Without the images, write out all of the following entries exactly.

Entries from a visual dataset
- - - -

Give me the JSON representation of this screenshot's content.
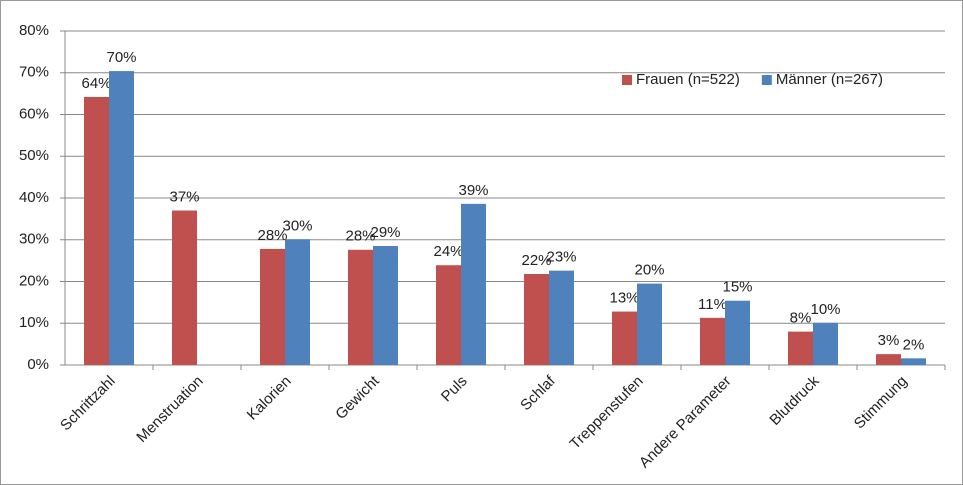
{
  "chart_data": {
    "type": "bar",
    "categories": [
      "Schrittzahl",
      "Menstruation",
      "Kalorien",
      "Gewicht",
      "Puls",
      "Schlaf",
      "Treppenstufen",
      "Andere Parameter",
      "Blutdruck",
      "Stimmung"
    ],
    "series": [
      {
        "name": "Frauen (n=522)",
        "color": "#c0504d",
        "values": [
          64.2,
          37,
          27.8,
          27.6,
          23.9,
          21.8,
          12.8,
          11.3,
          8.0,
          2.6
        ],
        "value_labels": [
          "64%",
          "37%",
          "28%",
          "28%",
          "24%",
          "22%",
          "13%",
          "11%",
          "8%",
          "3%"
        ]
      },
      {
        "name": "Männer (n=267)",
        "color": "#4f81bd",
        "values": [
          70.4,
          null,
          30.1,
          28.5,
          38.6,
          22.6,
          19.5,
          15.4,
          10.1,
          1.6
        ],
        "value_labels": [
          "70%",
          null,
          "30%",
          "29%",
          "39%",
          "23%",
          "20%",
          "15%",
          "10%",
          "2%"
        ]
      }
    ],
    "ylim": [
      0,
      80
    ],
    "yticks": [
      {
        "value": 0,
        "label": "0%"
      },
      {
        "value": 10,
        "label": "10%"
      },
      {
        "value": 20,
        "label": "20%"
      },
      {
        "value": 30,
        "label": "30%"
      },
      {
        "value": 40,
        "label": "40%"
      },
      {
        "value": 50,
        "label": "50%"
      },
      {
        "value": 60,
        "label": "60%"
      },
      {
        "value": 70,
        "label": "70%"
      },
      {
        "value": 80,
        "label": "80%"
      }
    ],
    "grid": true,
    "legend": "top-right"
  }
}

- - - -

■ **Complete output**
Give me the JSON representation of this screenshot's content.
{
  "chart_data": {
    "type": "bar",
    "categories": [
      "Schrittzahl",
      "Menstruation",
      "Kalorien",
      "Gewicht",
      "Puls",
      "Schlaf",
      "Treppenstufen",
      "Andere Parameter",
      "Blutdruck",
      "Stimmung"
    ],
    "series": [
      {
        "name": "Frauen (n=522)",
        "color": "#c0504d",
        "values": [
          64.2,
          37,
          27.8,
          27.6,
          23.9,
          21.8,
          12.8,
          11.3,
          8.0,
          2.6
        ],
        "value_labels": [
          "64%",
          "37%",
          "28%",
          "28%",
          "24%",
          "22%",
          "13%",
          "11%",
          "8%",
          "3%"
        ]
      },
      {
        "name": "Männer (n=267)",
        "color": "#4f81bd",
        "values": [
          70.4,
          null,
          30.1,
          28.5,
          38.6,
          22.6,
          19.5,
          15.4,
          10.1,
          1.6
        ],
        "value_labels": [
          "70%",
          null,
          "30%",
          "29%",
          "39%",
          "23%",
          "20%",
          "15%",
          "10%",
          "2%"
        ]
      }
    ],
    "ylim": [
      0,
      80
    ],
    "yticks": [
      {
        "value": 0,
        "label": "0%"
      },
      {
        "value": 10,
        "label": "10%"
      },
      {
        "value": 20,
        "label": "20%"
      },
      {
        "value": 30,
        "label": "30%"
      },
      {
        "value": 40,
        "label": "40%"
      },
      {
        "value": 50,
        "label": "50%"
      },
      {
        "value": 60,
        "label": "60%"
      },
      {
        "value": 70,
        "label": "70%"
      },
      {
        "value": 80,
        "label": "80%"
      }
    ],
    "grid": true,
    "legend": "top-right"
  }
}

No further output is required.